Su discurso de asunción del cargo no tiene parangón conocido en la Reseña del Gran Pueblo Argentino Salud: al dirigirse al personal que desde ese instante quedaría a sus órdenes, tuvo unos párrafos exclusivos para las funcionarias, en que les prometió que, por encima de la función diaria, disfrutarían de momentos deliciosos para compartir con él, más allá de las fronteras administrativas. Completó su ejemplar oratoria, hablando de otras medidas: la más importante, la puesta en vereda de los comerciantes famosos por sus tarifas abusivas.
Ultimamente, Guillermo "el Napia" Moreno viene luciéndose en su campaña (acompañada de curiosas accciones) contra el Grupo Clarín y la empresa Papel Prensa, la gran proveedora de papel para los diarios del país, que cuenta entre los principalísimos socios al propio Clarín y La Nación; Moreno, respaldado por el matrimonio de la Casa Rosada, tiene cada día una nueva agresión que mantiene en vilo a ambos diarios.

### [Material proporcionado]

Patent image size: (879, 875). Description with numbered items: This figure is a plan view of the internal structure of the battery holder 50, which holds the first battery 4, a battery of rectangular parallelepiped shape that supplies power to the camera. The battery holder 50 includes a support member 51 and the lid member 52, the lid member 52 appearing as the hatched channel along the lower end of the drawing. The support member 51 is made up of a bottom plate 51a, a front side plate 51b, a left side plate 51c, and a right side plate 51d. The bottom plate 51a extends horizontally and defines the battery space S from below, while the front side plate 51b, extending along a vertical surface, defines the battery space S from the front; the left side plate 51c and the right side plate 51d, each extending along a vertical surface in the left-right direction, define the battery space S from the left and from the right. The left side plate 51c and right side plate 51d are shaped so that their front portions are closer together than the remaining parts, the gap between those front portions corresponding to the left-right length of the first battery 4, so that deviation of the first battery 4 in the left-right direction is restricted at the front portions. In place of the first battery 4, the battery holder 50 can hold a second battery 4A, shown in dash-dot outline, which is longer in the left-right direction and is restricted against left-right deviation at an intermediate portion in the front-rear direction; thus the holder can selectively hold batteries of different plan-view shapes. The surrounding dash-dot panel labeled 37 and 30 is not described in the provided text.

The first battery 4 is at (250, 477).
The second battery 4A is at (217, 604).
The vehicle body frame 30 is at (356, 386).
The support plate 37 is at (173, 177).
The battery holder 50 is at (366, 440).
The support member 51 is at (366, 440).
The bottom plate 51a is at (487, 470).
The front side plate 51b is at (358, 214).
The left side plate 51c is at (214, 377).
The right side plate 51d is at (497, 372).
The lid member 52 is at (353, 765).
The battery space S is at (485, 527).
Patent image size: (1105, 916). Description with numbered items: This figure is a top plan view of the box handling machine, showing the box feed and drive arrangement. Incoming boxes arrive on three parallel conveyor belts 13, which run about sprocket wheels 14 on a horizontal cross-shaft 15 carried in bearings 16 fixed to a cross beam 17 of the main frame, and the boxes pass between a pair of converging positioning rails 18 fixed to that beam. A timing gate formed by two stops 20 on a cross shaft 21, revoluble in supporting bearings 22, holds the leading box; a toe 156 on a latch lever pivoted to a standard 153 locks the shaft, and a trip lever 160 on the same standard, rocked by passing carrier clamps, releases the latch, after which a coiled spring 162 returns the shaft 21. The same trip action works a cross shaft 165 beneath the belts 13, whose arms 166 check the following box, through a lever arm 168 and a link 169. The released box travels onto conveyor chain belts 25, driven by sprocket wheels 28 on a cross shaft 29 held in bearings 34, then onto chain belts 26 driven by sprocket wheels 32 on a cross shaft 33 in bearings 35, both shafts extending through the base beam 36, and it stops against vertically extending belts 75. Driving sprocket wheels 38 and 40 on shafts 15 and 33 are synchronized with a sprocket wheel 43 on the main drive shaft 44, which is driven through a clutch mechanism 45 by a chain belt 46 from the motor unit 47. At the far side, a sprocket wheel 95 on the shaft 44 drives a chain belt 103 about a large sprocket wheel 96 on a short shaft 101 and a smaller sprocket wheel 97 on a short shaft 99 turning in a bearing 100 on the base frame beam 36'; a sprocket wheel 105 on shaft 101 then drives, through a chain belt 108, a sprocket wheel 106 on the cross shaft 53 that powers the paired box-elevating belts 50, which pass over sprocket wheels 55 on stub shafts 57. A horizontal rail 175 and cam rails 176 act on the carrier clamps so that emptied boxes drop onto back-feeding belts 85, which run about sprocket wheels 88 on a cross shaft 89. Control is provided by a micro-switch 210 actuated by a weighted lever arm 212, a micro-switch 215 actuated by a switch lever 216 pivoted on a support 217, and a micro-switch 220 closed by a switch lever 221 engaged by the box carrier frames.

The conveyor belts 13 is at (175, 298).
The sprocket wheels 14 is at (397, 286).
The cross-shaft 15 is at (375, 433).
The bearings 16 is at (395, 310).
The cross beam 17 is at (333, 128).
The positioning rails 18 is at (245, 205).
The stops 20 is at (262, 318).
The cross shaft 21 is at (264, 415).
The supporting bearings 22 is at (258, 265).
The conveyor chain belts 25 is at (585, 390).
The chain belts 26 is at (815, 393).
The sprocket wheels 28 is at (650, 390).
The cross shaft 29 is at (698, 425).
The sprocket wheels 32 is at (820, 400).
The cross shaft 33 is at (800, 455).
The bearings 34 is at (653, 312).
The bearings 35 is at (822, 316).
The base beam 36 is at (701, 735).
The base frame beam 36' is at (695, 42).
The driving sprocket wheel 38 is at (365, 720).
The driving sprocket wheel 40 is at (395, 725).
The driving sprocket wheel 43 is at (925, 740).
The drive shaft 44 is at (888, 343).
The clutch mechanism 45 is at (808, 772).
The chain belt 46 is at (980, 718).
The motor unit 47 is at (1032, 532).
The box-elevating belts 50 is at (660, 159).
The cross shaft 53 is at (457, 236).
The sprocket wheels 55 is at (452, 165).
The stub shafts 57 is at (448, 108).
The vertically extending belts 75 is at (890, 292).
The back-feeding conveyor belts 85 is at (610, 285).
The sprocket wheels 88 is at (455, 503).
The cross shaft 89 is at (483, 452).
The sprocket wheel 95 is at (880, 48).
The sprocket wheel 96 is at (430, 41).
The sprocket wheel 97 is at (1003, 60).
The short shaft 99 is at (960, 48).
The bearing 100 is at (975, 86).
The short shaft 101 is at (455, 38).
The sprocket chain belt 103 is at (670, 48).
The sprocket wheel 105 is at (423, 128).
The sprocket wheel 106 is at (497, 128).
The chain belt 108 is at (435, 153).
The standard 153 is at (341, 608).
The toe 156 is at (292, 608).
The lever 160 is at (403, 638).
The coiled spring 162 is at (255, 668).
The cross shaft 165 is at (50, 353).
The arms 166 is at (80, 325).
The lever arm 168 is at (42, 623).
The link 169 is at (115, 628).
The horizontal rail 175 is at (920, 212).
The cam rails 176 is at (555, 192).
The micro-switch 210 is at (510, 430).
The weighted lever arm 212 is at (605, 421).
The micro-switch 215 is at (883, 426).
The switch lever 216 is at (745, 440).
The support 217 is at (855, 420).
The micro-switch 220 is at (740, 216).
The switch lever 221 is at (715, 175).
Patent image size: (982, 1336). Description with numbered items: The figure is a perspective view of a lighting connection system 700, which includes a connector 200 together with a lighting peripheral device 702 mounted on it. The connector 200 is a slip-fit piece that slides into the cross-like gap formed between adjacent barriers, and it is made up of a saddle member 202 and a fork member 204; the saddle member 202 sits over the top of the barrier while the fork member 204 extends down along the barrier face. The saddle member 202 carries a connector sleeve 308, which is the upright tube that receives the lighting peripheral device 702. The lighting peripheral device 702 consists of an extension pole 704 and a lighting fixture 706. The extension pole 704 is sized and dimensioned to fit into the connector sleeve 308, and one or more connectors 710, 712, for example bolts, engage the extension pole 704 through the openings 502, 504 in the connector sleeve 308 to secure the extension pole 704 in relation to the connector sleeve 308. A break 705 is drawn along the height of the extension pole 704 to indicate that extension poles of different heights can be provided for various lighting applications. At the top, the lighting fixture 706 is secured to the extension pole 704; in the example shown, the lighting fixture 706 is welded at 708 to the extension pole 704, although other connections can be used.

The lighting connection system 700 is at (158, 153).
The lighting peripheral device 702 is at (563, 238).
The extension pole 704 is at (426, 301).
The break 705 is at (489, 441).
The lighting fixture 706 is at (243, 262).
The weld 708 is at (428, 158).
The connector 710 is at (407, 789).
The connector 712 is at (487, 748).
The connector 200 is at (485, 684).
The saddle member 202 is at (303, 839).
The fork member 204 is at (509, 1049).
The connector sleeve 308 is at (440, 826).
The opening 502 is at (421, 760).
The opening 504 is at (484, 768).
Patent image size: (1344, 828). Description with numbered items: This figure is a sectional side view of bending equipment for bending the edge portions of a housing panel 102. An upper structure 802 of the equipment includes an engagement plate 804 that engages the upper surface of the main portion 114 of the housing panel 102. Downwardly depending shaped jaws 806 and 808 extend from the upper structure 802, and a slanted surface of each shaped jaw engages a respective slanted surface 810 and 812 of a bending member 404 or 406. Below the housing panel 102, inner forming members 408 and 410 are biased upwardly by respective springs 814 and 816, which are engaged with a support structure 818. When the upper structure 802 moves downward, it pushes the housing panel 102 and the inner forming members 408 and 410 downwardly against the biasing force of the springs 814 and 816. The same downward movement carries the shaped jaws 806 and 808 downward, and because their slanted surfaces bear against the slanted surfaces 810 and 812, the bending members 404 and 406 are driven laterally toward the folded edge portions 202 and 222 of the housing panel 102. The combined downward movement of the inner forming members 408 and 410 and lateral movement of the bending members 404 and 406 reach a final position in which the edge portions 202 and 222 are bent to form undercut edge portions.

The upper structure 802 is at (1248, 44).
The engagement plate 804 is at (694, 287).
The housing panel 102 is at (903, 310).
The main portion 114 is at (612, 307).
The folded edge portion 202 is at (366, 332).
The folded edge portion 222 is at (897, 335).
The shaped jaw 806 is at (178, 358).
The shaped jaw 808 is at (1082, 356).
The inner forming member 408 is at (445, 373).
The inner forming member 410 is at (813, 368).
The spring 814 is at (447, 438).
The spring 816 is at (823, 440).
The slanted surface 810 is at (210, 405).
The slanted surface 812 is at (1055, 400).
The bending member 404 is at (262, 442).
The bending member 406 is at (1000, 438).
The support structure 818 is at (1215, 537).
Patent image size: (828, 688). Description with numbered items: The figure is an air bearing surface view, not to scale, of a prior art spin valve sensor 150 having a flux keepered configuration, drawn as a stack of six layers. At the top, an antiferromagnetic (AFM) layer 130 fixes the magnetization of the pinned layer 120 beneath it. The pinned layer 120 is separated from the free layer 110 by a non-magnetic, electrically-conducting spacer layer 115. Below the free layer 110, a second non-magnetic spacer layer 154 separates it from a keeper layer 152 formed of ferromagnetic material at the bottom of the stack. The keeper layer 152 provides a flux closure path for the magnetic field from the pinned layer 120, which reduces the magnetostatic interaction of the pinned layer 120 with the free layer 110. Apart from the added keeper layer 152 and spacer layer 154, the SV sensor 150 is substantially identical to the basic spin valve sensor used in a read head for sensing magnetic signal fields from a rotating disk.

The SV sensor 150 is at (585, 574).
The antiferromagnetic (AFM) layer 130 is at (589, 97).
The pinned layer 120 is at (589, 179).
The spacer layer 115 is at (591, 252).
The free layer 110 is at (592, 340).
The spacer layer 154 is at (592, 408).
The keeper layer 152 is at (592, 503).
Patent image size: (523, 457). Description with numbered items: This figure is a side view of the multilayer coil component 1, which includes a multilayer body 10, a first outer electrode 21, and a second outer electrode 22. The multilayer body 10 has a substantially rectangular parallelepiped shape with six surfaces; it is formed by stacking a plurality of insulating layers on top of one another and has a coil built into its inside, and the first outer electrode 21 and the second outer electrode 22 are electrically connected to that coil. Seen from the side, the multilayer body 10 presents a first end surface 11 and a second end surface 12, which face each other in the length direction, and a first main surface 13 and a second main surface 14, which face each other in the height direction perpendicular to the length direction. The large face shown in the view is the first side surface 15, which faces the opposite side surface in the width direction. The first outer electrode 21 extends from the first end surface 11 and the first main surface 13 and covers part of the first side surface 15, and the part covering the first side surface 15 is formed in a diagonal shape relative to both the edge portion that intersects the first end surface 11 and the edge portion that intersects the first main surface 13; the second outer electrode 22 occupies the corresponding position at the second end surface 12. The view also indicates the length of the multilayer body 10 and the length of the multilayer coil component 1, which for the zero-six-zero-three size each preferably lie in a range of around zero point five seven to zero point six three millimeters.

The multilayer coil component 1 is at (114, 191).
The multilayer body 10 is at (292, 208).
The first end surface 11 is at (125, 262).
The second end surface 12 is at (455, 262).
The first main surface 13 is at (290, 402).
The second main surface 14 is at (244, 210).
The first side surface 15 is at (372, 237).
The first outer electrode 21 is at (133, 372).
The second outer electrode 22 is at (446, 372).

### [Qué hacer]
Reproduce palabra por palabra todo el extracto de página sobre Guillermo Moreno.

### [Respuesta]
Su discurso de asunción del cargo no tiene parangón conocido en la Reseña del Gran Pueblo Argentino Salud: al dirigirse al personal que desde ese instante quedaría a sus órdenes, tuvo unos párrafos exclusivos para las funcionarias, en que les prometió que, por encima de la función diaria, disfrutarían de momentos deliciosos para compartir con él, más allá de las fronteras administrativas. Completó su ejemplar oratoria, hablando de otras medidas: la más importante, la puesta en vereda de los comerciantes famosos por sus tarifas abusivas.
Ultimamente, Guillermo "el Napia" Moreno viene luciéndose en su campaña (acompañada de curiosas accciones) contra el Grupo Clarín y la empresa Papel Prensa, la gran proveedora de papel para los diarios del país, que cuenta entre los principalísimos socios al propio Clarín y La Nación; Moreno, respaldado por el matrimonio de la Casa Rosada, tiene cada día una nueva agresión que mantiene en vilo a ambos diarios.